:: SUPPLIED INFORMATION ::

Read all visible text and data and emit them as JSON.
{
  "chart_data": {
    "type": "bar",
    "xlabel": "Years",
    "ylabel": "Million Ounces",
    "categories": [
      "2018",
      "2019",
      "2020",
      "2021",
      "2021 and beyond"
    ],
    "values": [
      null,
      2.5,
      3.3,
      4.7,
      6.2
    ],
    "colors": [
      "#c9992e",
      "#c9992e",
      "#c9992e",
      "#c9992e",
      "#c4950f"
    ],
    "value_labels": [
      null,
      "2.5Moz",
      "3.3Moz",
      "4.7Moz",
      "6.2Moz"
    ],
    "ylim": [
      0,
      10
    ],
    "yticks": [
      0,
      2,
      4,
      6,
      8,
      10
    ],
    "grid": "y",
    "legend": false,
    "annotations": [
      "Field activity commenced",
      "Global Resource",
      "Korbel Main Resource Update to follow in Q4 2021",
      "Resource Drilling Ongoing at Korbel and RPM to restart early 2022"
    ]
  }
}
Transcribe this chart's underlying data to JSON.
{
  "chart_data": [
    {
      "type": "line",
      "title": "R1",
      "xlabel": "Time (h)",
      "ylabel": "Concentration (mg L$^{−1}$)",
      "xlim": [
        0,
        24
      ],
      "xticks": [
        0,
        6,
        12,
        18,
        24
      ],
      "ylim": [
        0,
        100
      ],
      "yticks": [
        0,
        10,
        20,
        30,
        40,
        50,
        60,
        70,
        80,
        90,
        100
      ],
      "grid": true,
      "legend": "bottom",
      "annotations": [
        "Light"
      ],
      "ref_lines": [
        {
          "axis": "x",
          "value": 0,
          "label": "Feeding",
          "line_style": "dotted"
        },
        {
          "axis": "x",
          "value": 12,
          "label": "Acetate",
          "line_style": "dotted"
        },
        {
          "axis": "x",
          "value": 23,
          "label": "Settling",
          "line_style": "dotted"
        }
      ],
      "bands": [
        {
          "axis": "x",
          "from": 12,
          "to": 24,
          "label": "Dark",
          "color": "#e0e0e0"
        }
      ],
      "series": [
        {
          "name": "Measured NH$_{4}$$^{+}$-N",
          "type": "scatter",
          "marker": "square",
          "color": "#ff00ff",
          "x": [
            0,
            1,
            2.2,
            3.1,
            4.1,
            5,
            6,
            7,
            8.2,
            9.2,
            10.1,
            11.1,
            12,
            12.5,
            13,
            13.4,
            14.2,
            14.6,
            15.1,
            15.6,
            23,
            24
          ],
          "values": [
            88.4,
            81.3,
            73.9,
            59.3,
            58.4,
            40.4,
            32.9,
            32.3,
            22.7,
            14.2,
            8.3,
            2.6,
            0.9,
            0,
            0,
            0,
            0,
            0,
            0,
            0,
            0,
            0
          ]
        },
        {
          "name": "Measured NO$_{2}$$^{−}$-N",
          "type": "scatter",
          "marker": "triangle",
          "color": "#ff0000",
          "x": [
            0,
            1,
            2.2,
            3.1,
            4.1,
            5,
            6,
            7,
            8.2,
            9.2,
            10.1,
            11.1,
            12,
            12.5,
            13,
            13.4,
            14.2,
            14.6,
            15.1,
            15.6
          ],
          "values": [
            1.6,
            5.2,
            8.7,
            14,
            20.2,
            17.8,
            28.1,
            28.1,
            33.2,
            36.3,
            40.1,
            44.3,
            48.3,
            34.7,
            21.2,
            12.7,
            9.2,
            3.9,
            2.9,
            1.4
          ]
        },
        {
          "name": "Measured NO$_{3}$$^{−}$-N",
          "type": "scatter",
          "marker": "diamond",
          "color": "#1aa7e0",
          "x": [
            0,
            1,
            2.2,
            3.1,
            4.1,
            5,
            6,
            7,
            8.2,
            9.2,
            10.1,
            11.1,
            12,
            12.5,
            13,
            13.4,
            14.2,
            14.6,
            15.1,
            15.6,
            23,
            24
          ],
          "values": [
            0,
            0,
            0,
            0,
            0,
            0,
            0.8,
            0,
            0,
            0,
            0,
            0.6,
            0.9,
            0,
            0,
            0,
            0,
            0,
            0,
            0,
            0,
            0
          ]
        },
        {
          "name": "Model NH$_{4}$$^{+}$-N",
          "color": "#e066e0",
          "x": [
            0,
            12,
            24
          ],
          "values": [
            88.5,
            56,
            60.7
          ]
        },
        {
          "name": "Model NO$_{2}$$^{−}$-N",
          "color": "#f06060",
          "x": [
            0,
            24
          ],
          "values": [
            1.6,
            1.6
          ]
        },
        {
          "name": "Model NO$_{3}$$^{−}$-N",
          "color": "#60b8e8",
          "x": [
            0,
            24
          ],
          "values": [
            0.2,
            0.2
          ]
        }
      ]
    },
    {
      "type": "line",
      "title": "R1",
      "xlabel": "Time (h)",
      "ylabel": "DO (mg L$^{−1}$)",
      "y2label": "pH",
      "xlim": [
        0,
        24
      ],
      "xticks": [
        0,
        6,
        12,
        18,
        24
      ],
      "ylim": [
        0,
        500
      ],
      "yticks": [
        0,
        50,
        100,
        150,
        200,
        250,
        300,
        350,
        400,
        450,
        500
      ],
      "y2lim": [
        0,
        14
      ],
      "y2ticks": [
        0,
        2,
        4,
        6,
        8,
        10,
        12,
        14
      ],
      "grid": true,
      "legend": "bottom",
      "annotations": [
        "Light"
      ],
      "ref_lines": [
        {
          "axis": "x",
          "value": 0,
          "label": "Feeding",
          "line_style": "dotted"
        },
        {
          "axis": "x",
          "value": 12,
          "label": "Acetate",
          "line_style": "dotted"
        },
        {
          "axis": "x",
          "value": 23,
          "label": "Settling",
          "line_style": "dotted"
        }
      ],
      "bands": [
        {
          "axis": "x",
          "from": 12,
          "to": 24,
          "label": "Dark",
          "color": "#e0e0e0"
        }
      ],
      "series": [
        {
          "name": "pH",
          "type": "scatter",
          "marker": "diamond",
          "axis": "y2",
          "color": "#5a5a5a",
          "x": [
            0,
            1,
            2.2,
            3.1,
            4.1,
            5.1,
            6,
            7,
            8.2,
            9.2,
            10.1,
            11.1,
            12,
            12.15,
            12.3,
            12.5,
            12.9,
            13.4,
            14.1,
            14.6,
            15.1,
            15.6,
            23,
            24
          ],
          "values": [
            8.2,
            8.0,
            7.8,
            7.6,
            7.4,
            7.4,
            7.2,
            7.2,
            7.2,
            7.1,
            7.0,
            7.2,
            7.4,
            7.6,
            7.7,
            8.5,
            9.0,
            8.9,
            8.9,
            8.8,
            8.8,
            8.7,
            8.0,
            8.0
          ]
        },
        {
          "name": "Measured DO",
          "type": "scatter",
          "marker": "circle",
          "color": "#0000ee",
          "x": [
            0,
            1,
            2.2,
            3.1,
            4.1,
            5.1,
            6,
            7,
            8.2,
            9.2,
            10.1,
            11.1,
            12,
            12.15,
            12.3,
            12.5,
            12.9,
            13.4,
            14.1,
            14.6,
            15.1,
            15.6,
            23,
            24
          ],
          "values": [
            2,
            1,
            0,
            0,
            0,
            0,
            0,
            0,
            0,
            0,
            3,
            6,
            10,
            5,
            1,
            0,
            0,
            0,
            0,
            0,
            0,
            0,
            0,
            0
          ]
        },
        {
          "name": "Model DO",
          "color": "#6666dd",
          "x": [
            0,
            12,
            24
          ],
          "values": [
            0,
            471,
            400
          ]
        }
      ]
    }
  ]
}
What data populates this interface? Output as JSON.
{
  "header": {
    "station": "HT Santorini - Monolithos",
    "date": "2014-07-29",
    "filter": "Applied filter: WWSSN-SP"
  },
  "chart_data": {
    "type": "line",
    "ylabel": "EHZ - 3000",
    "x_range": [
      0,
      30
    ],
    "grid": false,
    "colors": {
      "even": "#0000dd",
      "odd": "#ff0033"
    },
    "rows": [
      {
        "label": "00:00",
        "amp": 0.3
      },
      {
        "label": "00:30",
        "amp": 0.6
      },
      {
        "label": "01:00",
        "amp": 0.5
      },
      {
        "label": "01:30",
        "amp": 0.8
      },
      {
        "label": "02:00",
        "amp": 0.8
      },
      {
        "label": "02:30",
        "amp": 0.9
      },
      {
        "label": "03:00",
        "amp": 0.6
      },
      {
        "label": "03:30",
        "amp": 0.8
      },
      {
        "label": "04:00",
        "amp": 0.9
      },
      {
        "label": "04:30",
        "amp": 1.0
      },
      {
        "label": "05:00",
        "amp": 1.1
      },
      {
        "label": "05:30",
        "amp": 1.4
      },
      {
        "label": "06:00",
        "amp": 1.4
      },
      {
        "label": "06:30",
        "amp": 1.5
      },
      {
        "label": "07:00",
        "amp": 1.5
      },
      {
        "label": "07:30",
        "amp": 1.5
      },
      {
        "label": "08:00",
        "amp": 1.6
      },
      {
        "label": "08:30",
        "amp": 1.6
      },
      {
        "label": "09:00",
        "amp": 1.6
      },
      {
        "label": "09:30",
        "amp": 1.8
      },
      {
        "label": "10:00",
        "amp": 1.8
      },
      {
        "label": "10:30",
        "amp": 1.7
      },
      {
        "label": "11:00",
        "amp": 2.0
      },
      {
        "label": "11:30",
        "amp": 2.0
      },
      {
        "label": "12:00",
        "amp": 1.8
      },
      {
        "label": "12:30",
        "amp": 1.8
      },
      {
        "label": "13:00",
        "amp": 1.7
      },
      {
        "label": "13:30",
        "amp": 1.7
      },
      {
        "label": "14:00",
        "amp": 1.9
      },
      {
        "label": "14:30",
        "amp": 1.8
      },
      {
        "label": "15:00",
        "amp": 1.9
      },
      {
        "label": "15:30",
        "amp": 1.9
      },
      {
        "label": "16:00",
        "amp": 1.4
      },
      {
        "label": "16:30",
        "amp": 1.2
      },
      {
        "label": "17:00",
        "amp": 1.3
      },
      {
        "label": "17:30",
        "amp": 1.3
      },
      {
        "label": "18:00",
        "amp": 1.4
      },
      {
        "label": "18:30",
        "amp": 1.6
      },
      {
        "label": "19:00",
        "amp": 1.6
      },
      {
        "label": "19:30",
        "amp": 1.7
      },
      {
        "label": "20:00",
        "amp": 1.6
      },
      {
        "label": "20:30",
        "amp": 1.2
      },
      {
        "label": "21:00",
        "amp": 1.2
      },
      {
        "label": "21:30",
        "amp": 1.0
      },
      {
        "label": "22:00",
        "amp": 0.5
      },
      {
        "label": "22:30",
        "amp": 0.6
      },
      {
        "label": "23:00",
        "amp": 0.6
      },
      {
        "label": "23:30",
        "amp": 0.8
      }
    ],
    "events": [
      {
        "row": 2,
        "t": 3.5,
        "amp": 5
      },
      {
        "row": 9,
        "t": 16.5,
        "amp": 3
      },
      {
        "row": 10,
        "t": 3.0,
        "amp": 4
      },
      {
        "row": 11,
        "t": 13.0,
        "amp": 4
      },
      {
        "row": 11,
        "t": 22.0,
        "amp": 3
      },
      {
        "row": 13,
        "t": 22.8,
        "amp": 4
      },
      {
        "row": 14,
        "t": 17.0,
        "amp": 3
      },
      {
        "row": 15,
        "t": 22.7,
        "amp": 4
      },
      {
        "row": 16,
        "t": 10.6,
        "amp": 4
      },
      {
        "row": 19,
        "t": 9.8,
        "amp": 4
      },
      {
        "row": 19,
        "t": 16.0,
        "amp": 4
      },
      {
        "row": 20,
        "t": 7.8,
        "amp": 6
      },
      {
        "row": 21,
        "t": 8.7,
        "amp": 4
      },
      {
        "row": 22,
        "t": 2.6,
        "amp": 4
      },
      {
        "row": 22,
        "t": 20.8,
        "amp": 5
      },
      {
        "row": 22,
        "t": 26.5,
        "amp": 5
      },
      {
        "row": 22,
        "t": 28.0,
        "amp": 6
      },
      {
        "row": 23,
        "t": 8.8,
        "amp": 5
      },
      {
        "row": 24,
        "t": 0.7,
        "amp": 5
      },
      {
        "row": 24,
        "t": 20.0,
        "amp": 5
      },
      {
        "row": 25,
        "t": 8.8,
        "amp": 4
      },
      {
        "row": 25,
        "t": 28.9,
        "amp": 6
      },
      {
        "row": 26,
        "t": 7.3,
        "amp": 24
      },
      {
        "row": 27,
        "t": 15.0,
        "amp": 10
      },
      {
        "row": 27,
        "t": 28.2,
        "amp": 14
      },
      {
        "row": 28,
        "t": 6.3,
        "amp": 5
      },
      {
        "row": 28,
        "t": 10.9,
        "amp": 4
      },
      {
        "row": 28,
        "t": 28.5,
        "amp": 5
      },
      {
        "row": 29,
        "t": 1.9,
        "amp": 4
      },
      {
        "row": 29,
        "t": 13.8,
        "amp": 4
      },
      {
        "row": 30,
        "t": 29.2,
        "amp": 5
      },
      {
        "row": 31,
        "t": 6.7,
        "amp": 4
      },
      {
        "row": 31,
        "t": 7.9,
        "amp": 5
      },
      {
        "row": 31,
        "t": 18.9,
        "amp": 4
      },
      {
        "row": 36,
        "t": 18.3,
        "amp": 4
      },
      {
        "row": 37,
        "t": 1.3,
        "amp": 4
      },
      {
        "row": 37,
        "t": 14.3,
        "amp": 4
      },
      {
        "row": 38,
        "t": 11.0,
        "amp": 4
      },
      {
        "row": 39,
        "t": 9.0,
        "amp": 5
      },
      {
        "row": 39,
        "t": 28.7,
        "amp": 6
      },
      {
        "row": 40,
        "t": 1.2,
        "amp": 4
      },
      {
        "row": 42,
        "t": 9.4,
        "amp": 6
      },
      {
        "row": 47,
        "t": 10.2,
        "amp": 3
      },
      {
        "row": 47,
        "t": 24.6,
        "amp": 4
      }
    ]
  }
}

:::

WORK TO BE COMPLETED — Only a number is wanted: how many lines of the material above hold "grid"?

WRITTEN REPLY — 4